TASK OBJECTIVE ▸ Set down each line of the material that follows, exactly, with no pictures.

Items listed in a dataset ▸
^^^^
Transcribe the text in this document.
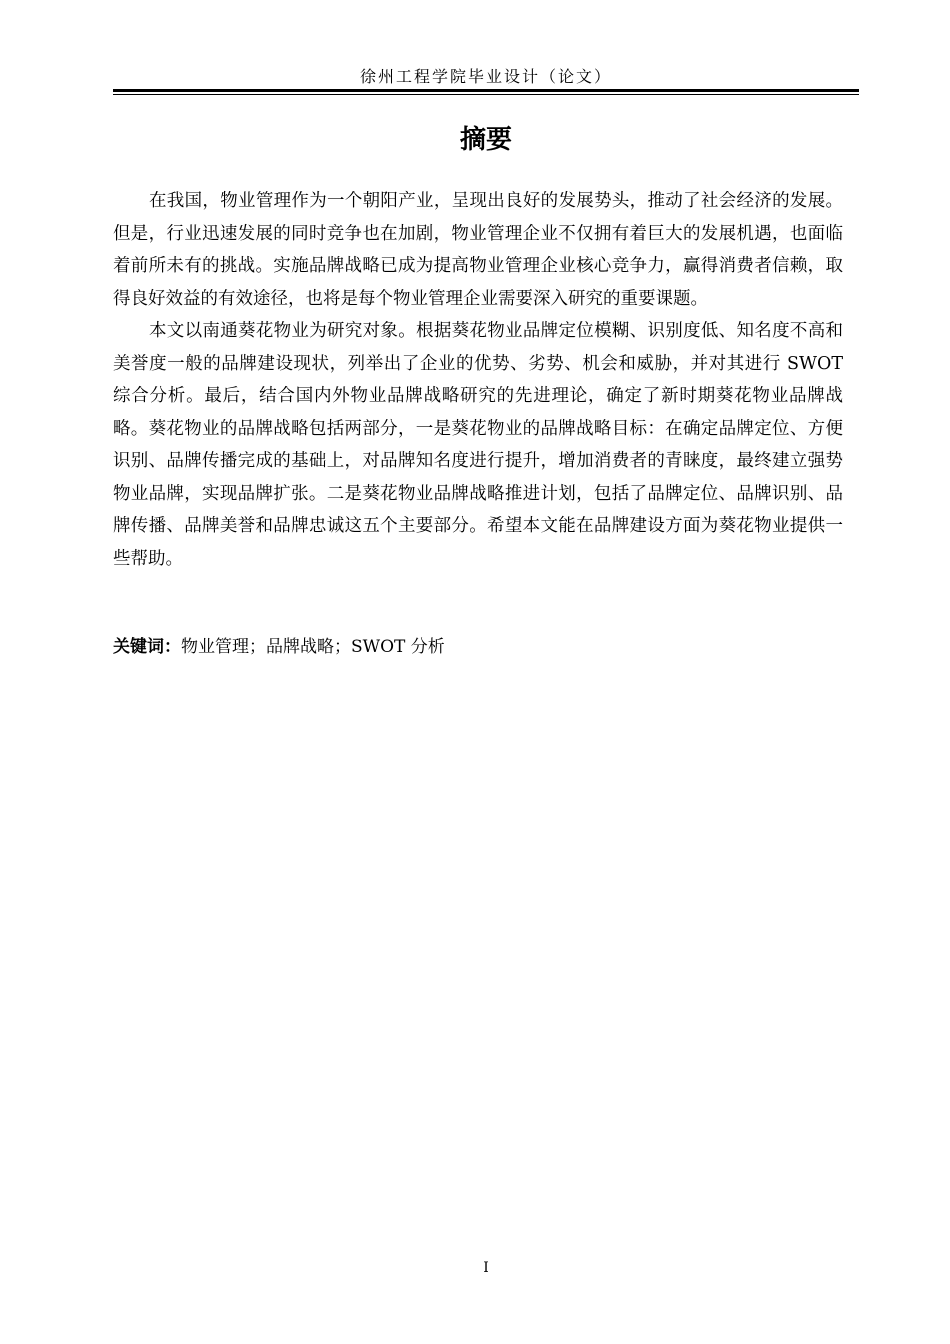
徐州工程学院毕业设计（论文）
摘要

在我国，物业管理作为一个朝阳产业，呈现出良好的发展势头，推动了社会经济的发展。但是，行业迅速发展的同时竞争也在加剧，物业管理企业不仅拥有着巨大的发展机遇，也面临着前所未有的挑战。实施品牌战略已成为提高物业管理企业核心竞争力，赢得消费者信赖，取得良好效益的有效途径，也将是每个物业管理企业需要深入研究的重要课题。

本文以南通葵花物业为研究对象。根据葵花物业品牌定位模糊、识别度低、知名度不高和美誉度一般的品牌建设现状，列举出了企业的优势、劣势、机会和威胁，并对其进行 SWOT 综合分析。最后，结合国内外物业品牌战略研究的先进理论，确定了新时期葵花物业品牌战略。葵花物业的品牌战略包括两部分，一是葵花物业的品牌战略目标：在确定品牌定位、方便识别、品牌传播完成的基础上，对品牌知名度进行提升，增加消费者的青睐度，最终建立强势物业品牌，实现品牌扩张。二是葵花物业品牌战略推进计划，包括了品牌定位、品牌识别、品牌传播、品牌美誉和品牌忠诚这五个主要部分。希望本文能在品牌建设方面为葵花物业提供一些帮助。

关键词：物业管理；品牌战略；SWOT 分析
I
^^^^
EXERCISE OUTPUT ▸
Transcribe the text in this document.
徐州工程学院毕业设计（论文）
摘要

在我国，物业管理作为一个朝阳产业，呈现出良好的发展势头，推动了社会经济的发展。但是，行业迅速发展的同时竞争也在加剧，物业管理企业不仅拥有着巨大的发展机遇，也面临着前所未有的挑战。实施品牌战略已成为提高物业管理企业核心竞争力，赢得消费者信赖，取得良好效益的有效途径，也将是每个物业管理企业需要深入研究的重要课题。

本文以南通葵花物业为研究对象。根据葵花物业品牌定位模糊、识别度低、知名度不高和美誉度一般的品牌建设现状，列举出了企业的优势、劣势、机会和威胁，并对其进行 SWOT 综合分析。最后，结合国内外物业品牌战略研究的先进理论，确定了新时期葵花物业品牌战略。葵花物业的品牌战略包括两部分，一是葵花物业的品牌战略目标：在确定品牌定位、方便识别、品牌传播完成的基础上，对品牌知名度进行提升，增加消费者的青睐度，最终建立强势物业品牌，实现品牌扩张。二是葵花物业品牌战略推进计划，包括了品牌定位、品牌识别、品牌传播、品牌美誉和品牌忠诚这五个主要部分。希望本文能在品牌建设方面为葵花物业提供一些帮助。

关键词：物业管理；品牌战略；SWOT 分析
I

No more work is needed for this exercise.